** Exercise **
Return all of the entries word for word, but omit the pictures they contain.
------------------------
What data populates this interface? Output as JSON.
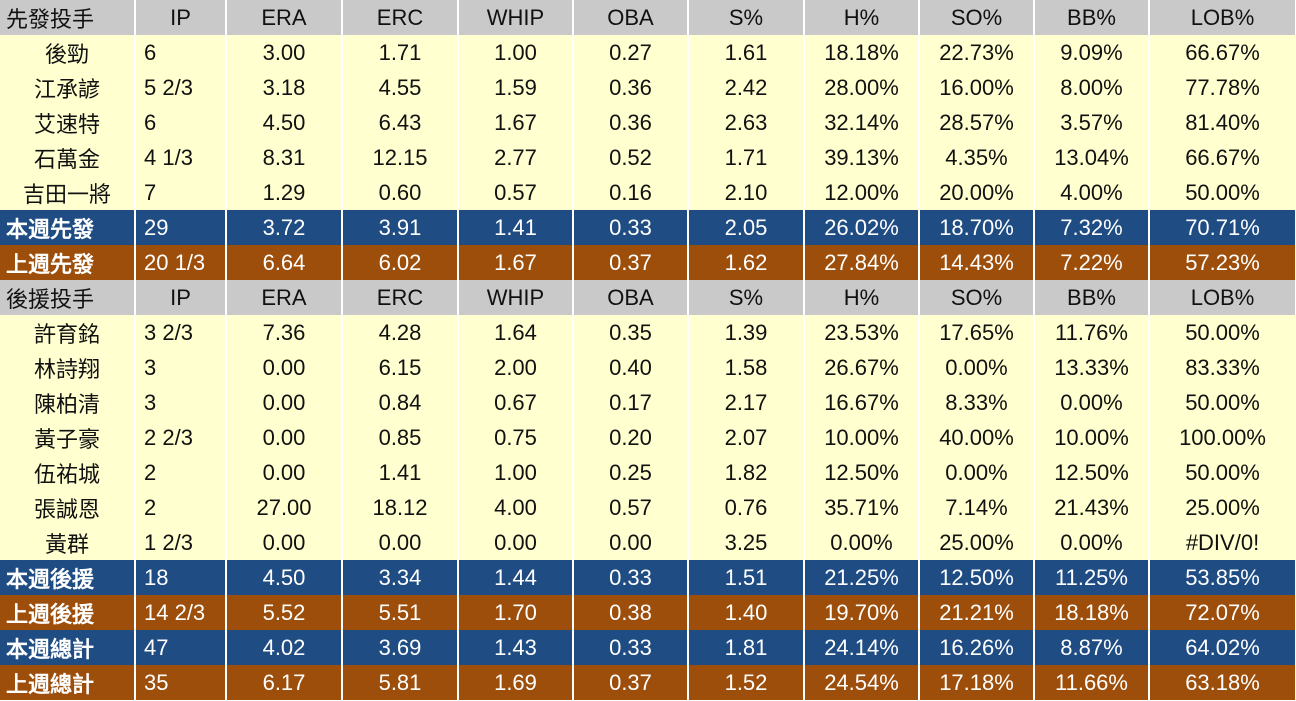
{
  "columns": [
    "IP",
    "ERA",
    "ERC",
    "WHIP",
    "OBA",
    "S%",
    "H%",
    "SO%",
    "BB%",
    "LOB%"
  ],
  "starters": {
    "header": "先發投手",
    "rows": [
      {
        "name": "後勁",
        "vals": [
          "6",
          "3.00",
          "1.71",
          "1.00",
          "0.27",
          "1.61",
          "18.18%",
          "22.73%",
          "9.09%",
          "66.67%"
        ]
      },
      {
        "name": "江承諺",
        "vals": [
          "5 2/3",
          "3.18",
          "4.55",
          "1.59",
          "0.36",
          "2.42",
          "28.00%",
          "16.00%",
          "8.00%",
          "77.78%"
        ]
      },
      {
        "name": "艾速特",
        "vals": [
          "6",
          "4.50",
          "6.43",
          "1.67",
          "0.36",
          "2.63",
          "32.14%",
          "28.57%",
          "3.57%",
          "81.40%"
        ]
      },
      {
        "name": "石萬金",
        "vals": [
          "4 1/3",
          "8.31",
          "12.15",
          "2.77",
          "0.52",
          "1.71",
          "39.13%",
          "4.35%",
          "13.04%",
          "66.67%"
        ]
      },
      {
        "name": "吉田一將",
        "vals": [
          "7",
          "1.29",
          "0.60",
          "0.57",
          "0.16",
          "2.10",
          "12.00%",
          "20.00%",
          "4.00%",
          "50.00%"
        ]
      }
    ],
    "this_week": {
      "name": "本週先發",
      "vals": [
        "29",
        "3.72",
        "3.91",
        "1.41",
        "0.33",
        "2.05",
        "26.02%",
        "18.70%",
        "7.32%",
        "70.71%"
      ]
    },
    "last_week": {
      "name": "上週先發",
      "vals": [
        "20 1/3",
        "6.64",
        "6.02",
        "1.67",
        "0.37",
        "1.62",
        "27.84%",
        "14.43%",
        "7.22%",
        "57.23%"
      ]
    }
  },
  "relievers": {
    "header": "後援投手",
    "rows": [
      {
        "name": "許育銘",
        "vals": [
          "3 2/3",
          "7.36",
          "4.28",
          "1.64",
          "0.35",
          "1.39",
          "23.53%",
          "17.65%",
          "11.76%",
          "50.00%"
        ]
      },
      {
        "name": "林詩翔",
        "vals": [
          "3",
          "0.00",
          "6.15",
          "2.00",
          "0.40",
          "1.58",
          "26.67%",
          "0.00%",
          "13.33%",
          "83.33%"
        ]
      },
      {
        "name": "陳柏清",
        "vals": [
          "3",
          "0.00",
          "0.84",
          "0.67",
          "0.17",
          "2.17",
          "16.67%",
          "8.33%",
          "0.00%",
          "50.00%"
        ]
      },
      {
        "name": "黃子豪",
        "vals": [
          "2 2/3",
          "0.00",
          "0.85",
          "0.75",
          "0.20",
          "2.07",
          "10.00%",
          "40.00%",
          "10.00%",
          "100.00%"
        ]
      },
      {
        "name": "伍祐城",
        "vals": [
          "2",
          "0.00",
          "1.41",
          "1.00",
          "0.25",
          "1.82",
          "12.50%",
          "0.00%",
          "12.50%",
          "50.00%"
        ]
      },
      {
        "name": "張誠恩",
        "vals": [
          "2",
          "27.00",
          "18.12",
          "4.00",
          "0.57",
          "0.76",
          "35.71%",
          "7.14%",
          "21.43%",
          "25.00%"
        ]
      },
      {
        "name": "黃群",
        "vals": [
          "1 2/3",
          "0.00",
          "0.00",
          "0.00",
          "0.00",
          "3.25",
          "0.00%",
          "25.00%",
          "0.00%",
          "#DIV/0!"
        ]
      }
    ],
    "this_week": {
      "name": "本週後援",
      "vals": [
        "18",
        "4.50",
        "3.34",
        "1.44",
        "0.33",
        "1.51",
        "21.25%",
        "12.50%",
        "11.25%",
        "53.85%"
      ]
    },
    "last_week": {
      "name": "上週後援",
      "vals": [
        "14 2/3",
        "5.52",
        "5.51",
        "1.70",
        "0.38",
        "1.40",
        "19.70%",
        "21.21%",
        "18.18%",
        "72.07%"
      ]
    }
  },
  "totals": {
    "this_week": {
      "name": "本週總計",
      "vals": [
        "47",
        "4.02",
        "3.69",
        "1.43",
        "0.33",
        "1.81",
        "24.14%",
        "16.26%",
        "8.87%",
        "64.02%"
      ]
    },
    "last_week": {
      "name": "上週總計",
      "vals": [
        "35",
        "6.17",
        "5.81",
        "1.69",
        "0.37",
        "1.52",
        "24.54%",
        "17.18%",
        "11.66%",
        "63.18%"
      ]
    }
  },
  "colors": {
    "header_bg": "#c9c9c9",
    "row_bg": "#ffffcf",
    "this_week_bg": "#1f4c82",
    "last_week_bg": "#9c4e0a"
  }
}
------------------------
** Response to this exercise **
What data populates this interface? Output as JSON.
{
  "columns": [
    "IP",
    "ERA",
    "ERC",
    "WHIP",
    "OBA",
    "S%",
    "H%",
    "SO%",
    "BB%",
    "LOB%"
  ],
  "starters": {
    "header": "先發投手",
    "rows": [
      {
        "name": "後勁",
        "vals": [
          "6",
          "3.00",
          "1.71",
          "1.00",
          "0.27",
          "1.61",
          "18.18%",
          "22.73%",
          "9.09%",
          "66.67%"
        ]
      },
      {
        "name": "江承諺",
        "vals": [
          "5 2/3",
          "3.18",
          "4.55",
          "1.59",
          "0.36",
          "2.42",
          "28.00%",
          "16.00%",
          "8.00%",
          "77.78%"
        ]
      },
      {
        "name": "艾速特",
        "vals": [
          "6",
          "4.50",
          "6.43",
          "1.67",
          "0.36",
          "2.63",
          "32.14%",
          "28.57%",
          "3.57%",
          "81.40%"
        ]
      },
      {
        "name": "石萬金",
        "vals": [
          "4 1/3",
          "8.31",
          "12.15",
          "2.77",
          "0.52",
          "1.71",
          "39.13%",
          "4.35%",
          "13.04%",
          "66.67%"
        ]
      },
      {
        "name": "吉田一將",
        "vals": [
          "7",
          "1.29",
          "0.60",
          "0.57",
          "0.16",
          "2.10",
          "12.00%",
          "20.00%",
          "4.00%",
          "50.00%"
        ]
      }
    ],
    "this_week": {
      "name": "本週先發",
      "vals": [
        "29",
        "3.72",
        "3.91",
        "1.41",
        "0.33",
        "2.05",
        "26.02%",
        "18.70%",
        "7.32%",
        "70.71%"
      ]
    },
    "last_week": {
      "name": "上週先發",
      "vals": [
        "20 1/3",
        "6.64",
        "6.02",
        "1.67",
        "0.37",
        "1.62",
        "27.84%",
        "14.43%",
        "7.22%",
        "57.23%"
      ]
    }
  },
  "relievers": {
    "header": "後援投手",
    "rows": [
      {
        "name": "許育銘",
        "vals": [
          "3 2/3",
          "7.36",
          "4.28",
          "1.64",
          "0.35",
          "1.39",
          "23.53%",
          "17.65%",
          "11.76%",
          "50.00%"
        ]
      },
      {
        "name": "林詩翔",
        "vals": [
          "3",
          "0.00",
          "6.15",
          "2.00",
          "0.40",
          "1.58",
          "26.67%",
          "0.00%",
          "13.33%",
          "83.33%"
        ]
      },
      {
        "name": "陳柏清",
        "vals": [
          "3",
          "0.00",
          "0.84",
          "0.67",
          "0.17",
          "2.17",
          "16.67%",
          "8.33%",
          "0.00%",
          "50.00%"
        ]
      },
      {
        "name": "黃子豪",
        "vals": [
          "2 2/3",
          "0.00",
          "0.85",
          "0.75",
          "0.20",
          "2.07",
          "10.00%",
          "40.00%",
          "10.00%",
          "100.00%"
        ]
      },
      {
        "name": "伍祐城",
        "vals": [
          "2",
          "0.00",
          "1.41",
          "1.00",
          "0.25",
          "1.82",
          "12.50%",
          "0.00%",
          "12.50%",
          "50.00%"
        ]
      },
      {
        "name": "張誠恩",
        "vals": [
          "2",
          "27.00",
          "18.12",
          "4.00",
          "0.57",
          "0.76",
          "35.71%",
          "7.14%",
          "21.43%",
          "25.00%"
        ]
      },
      {
        "name": "黃群",
        "vals": [
          "1 2/3",
          "0.00",
          "0.00",
          "0.00",
          "0.00",
          "3.25",
          "0.00%",
          "25.00%",
          "0.00%",
          "#DIV/0!"
        ]
      }
    ],
    "this_week": {
      "name": "本週後援",
      "vals": [
        "18",
        "4.50",
        "3.34",
        "1.44",
        "0.33",
        "1.51",
        "21.25%",
        "12.50%",
        "11.25%",
        "53.85%"
      ]
    },
    "last_week": {
      "name": "上週後援",
      "vals": [
        "14 2/3",
        "5.52",
        "5.51",
        "1.70",
        "0.38",
        "1.40",
        "19.70%",
        "21.21%",
        "18.18%",
        "72.07%"
      ]
    }
  },
  "totals": {
    "this_week": {
      "name": "本週總計",
      "vals": [
        "47",
        "4.02",
        "3.69",
        "1.43",
        "0.33",
        "1.81",
        "24.14%",
        "16.26%",
        "8.87%",
        "64.02%"
      ]
    },
    "last_week": {
      "name": "上週總計",
      "vals": [
        "35",
        "6.17",
        "5.81",
        "1.69",
        "0.37",
        "1.52",
        "24.54%",
        "17.18%",
        "11.66%",
        "63.18%"
      ]
    }
  },
  "colors": {
    "header_bg": "#c9c9c9",
    "row_bg": "#ffffcf",
    "this_week_bg": "#1f4c82",
    "last_week_bg": "#9c4e0a"
  }
}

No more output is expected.